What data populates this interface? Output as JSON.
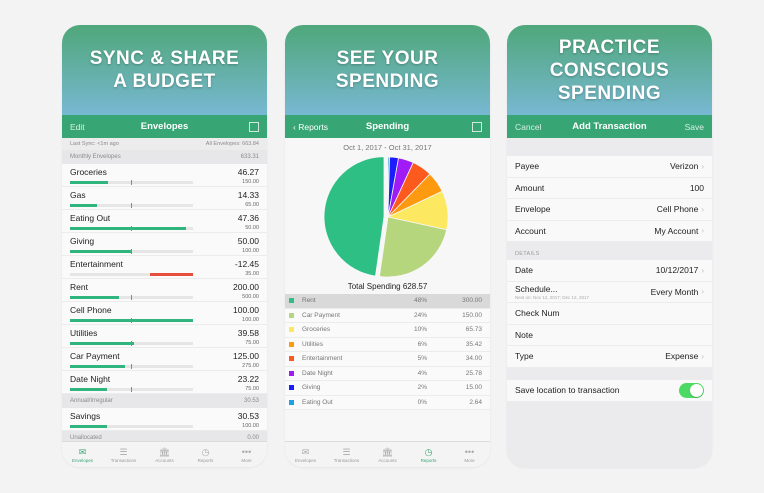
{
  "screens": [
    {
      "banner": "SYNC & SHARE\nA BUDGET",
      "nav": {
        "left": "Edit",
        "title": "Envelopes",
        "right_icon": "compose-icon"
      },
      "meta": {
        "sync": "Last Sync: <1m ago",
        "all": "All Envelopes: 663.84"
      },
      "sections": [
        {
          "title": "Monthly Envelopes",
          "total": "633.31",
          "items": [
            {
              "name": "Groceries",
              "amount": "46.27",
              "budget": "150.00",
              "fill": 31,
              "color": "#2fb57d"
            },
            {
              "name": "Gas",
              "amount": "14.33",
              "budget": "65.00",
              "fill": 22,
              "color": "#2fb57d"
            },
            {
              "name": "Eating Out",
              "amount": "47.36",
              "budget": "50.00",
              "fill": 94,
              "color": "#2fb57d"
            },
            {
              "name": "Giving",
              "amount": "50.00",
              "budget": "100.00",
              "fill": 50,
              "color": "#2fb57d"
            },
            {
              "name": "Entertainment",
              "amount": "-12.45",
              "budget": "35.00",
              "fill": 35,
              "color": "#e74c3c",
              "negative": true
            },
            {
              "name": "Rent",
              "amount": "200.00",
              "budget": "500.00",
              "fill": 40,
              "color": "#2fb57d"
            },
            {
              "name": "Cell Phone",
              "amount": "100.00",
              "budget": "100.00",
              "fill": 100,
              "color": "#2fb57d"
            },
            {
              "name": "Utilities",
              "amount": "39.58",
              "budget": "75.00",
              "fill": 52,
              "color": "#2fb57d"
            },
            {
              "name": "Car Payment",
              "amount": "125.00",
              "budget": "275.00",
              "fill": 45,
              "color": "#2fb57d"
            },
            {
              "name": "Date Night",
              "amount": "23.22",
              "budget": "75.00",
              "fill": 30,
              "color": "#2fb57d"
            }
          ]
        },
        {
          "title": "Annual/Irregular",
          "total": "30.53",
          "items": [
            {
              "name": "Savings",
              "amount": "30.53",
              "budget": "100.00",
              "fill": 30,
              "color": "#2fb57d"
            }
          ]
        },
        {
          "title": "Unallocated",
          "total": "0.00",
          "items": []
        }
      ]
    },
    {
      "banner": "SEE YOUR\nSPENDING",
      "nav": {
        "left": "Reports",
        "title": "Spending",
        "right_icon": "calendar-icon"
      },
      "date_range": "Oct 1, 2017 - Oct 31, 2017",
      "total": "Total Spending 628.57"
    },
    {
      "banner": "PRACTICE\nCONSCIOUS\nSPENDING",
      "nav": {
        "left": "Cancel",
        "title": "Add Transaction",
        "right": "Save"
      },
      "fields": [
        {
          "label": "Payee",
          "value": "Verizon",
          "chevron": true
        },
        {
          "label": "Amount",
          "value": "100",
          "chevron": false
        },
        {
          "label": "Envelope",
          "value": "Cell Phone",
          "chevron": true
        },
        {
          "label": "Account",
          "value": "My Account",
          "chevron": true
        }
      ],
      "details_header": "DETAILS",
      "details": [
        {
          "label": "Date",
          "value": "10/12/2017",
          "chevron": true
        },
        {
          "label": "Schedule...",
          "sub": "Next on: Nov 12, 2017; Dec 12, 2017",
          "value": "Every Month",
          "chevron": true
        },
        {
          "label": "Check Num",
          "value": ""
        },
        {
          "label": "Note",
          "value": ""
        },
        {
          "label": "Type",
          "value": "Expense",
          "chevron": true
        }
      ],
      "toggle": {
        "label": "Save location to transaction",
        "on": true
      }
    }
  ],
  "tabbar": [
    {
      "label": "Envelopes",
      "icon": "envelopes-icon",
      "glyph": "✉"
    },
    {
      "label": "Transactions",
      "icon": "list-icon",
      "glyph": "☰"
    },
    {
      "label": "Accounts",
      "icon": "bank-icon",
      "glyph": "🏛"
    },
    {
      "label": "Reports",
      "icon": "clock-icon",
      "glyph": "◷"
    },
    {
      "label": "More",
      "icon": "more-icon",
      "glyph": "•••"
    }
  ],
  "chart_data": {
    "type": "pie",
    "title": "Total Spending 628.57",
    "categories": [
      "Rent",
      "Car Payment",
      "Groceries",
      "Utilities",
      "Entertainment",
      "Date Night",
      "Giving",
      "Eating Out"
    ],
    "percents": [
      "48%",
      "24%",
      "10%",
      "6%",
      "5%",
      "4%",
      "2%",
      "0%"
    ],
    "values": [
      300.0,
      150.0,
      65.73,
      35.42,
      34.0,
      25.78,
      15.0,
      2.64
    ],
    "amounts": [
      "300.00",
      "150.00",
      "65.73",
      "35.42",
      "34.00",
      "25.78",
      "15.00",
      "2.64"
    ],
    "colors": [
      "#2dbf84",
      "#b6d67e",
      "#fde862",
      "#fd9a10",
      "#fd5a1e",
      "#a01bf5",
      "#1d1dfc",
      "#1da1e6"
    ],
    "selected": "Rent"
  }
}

····················

* [Required work]
Restate each entry word for word, please, but drop any images it holds.

* [The answer]
What data populates this interface? Output as JSON.
{
  "screens": [
    {
      "banner": "SYNC & SHARE\nA BUDGET",
      "nav": {
        "left": "Edit",
        "title": "Envelopes",
        "right_icon": "compose-icon"
      },
      "meta": {
        "sync": "Last Sync: <1m ago",
        "all": "All Envelopes: 663.84"
      },
      "sections": [
        {
          "title": "Monthly Envelopes",
          "total": "633.31",
          "items": [
            {
              "name": "Groceries",
              "amount": "46.27",
              "budget": "150.00",
              "fill": 31,
              "color": "#2fb57d"
            },
            {
              "name": "Gas",
              "amount": "14.33",
              "budget": "65.00",
              "fill": 22,
              "color": "#2fb57d"
            },
            {
              "name": "Eating Out",
              "amount": "47.36",
              "budget": "50.00",
              "fill": 94,
              "color": "#2fb57d"
            },
            {
              "name": "Giving",
              "amount": "50.00",
              "budget": "100.00",
              "fill": 50,
              "color": "#2fb57d"
            },
            {
              "name": "Entertainment",
              "amount": "-12.45",
              "budget": "35.00",
              "fill": 35,
              "color": "#e74c3c",
              "negative": true
            },
            {
              "name": "Rent",
              "amount": "200.00",
              "budget": "500.00",
              "fill": 40,
              "color": "#2fb57d"
            },
            {
              "name": "Cell Phone",
              "amount": "100.00",
              "budget": "100.00",
              "fill": 100,
              "color": "#2fb57d"
            },
            {
              "name": "Utilities",
              "amount": "39.58",
              "budget": "75.00",
              "fill": 52,
              "color": "#2fb57d"
            },
            {
              "name": "Car Payment",
              "amount": "125.00",
              "budget": "275.00",
              "fill": 45,
              "color": "#2fb57d"
            },
            {
              "name": "Date Night",
              "amount": "23.22",
              "budget": "75.00",
              "fill": 30,
              "color": "#2fb57d"
            }
          ]
        },
        {
          "title": "Annual/Irregular",
          "total": "30.53",
          "items": [
            {
              "name": "Savings",
              "amount": "30.53",
              "budget": "100.00",
              "fill": 30,
              "color": "#2fb57d"
            }
          ]
        },
        {
          "title": "Unallocated",
          "total": "0.00",
          "items": []
        }
      ]
    },
    {
      "banner": "SEE YOUR\nSPENDING",
      "nav": {
        "left": "Reports",
        "title": "Spending",
        "right_icon": "calendar-icon"
      },
      "date_range": "Oct 1, 2017 - Oct 31, 2017",
      "total": "Total Spending 628.57"
    },
    {
      "banner": "PRACTICE\nCONSCIOUS\nSPENDING",
      "nav": {
        "left": "Cancel",
        "title": "Add Transaction",
        "right": "Save"
      },
      "fields": [
        {
          "label": "Payee",
          "value": "Verizon",
          "chevron": true
        },
        {
          "label": "Amount",
          "value": "100",
          "chevron": false
        },
        {
          "label": "Envelope",
          "value": "Cell Phone",
          "chevron": true
        },
        {
          "label": "Account",
          "value": "My Account",
          "chevron": true
        }
      ],
      "details_header": "DETAILS",
      "details": [
        {
          "label": "Date",
          "value": "10/12/2017",
          "chevron": true
        },
        {
          "label": "Schedule...",
          "sub": "Next on: Nov 12, 2017; Dec 12, 2017",
          "value": "Every Month",
          "chevron": true
        },
        {
          "label": "Check Num",
          "value": ""
        },
        {
          "label": "Note",
          "value": ""
        },
        {
          "label": "Type",
          "value": "Expense",
          "chevron": true
        }
      ],
      "toggle": {
        "label": "Save location to transaction",
        "on": true
      }
    }
  ],
  "tabbar": [
    {
      "label": "Envelopes",
      "icon": "envelopes-icon",
      "glyph": "✉"
    },
    {
      "label": "Transactions",
      "icon": "list-icon",
      "glyph": "☰"
    },
    {
      "label": "Accounts",
      "icon": "bank-icon",
      "glyph": "🏛"
    },
    {
      "label": "Reports",
      "icon": "clock-icon",
      "glyph": "◷"
    },
    {
      "label": "More",
      "icon": "more-icon",
      "glyph": "•••"
    }
  ],
  "chart_data": {
    "type": "pie",
    "title": "Total Spending 628.57",
    "categories": [
      "Rent",
      "Car Payment",
      "Groceries",
      "Utilities",
      "Entertainment",
      "Date Night",
      "Giving",
      "Eating Out"
    ],
    "percents": [
      "48%",
      "24%",
      "10%",
      "6%",
      "5%",
      "4%",
      "2%",
      "0%"
    ],
    "values": [
      300.0,
      150.0,
      65.73,
      35.42,
      34.0,
      25.78,
      15.0,
      2.64
    ],
    "amounts": [
      "300.00",
      "150.00",
      "65.73",
      "35.42",
      "34.00",
      "25.78",
      "15.00",
      "2.64"
    ],
    "colors": [
      "#2dbf84",
      "#b6d67e",
      "#fde862",
      "#fd9a10",
      "#fd5a1e",
      "#a01bf5",
      "#1d1dfc",
      "#1da1e6"
    ],
    "selected": "Rent"
  }
}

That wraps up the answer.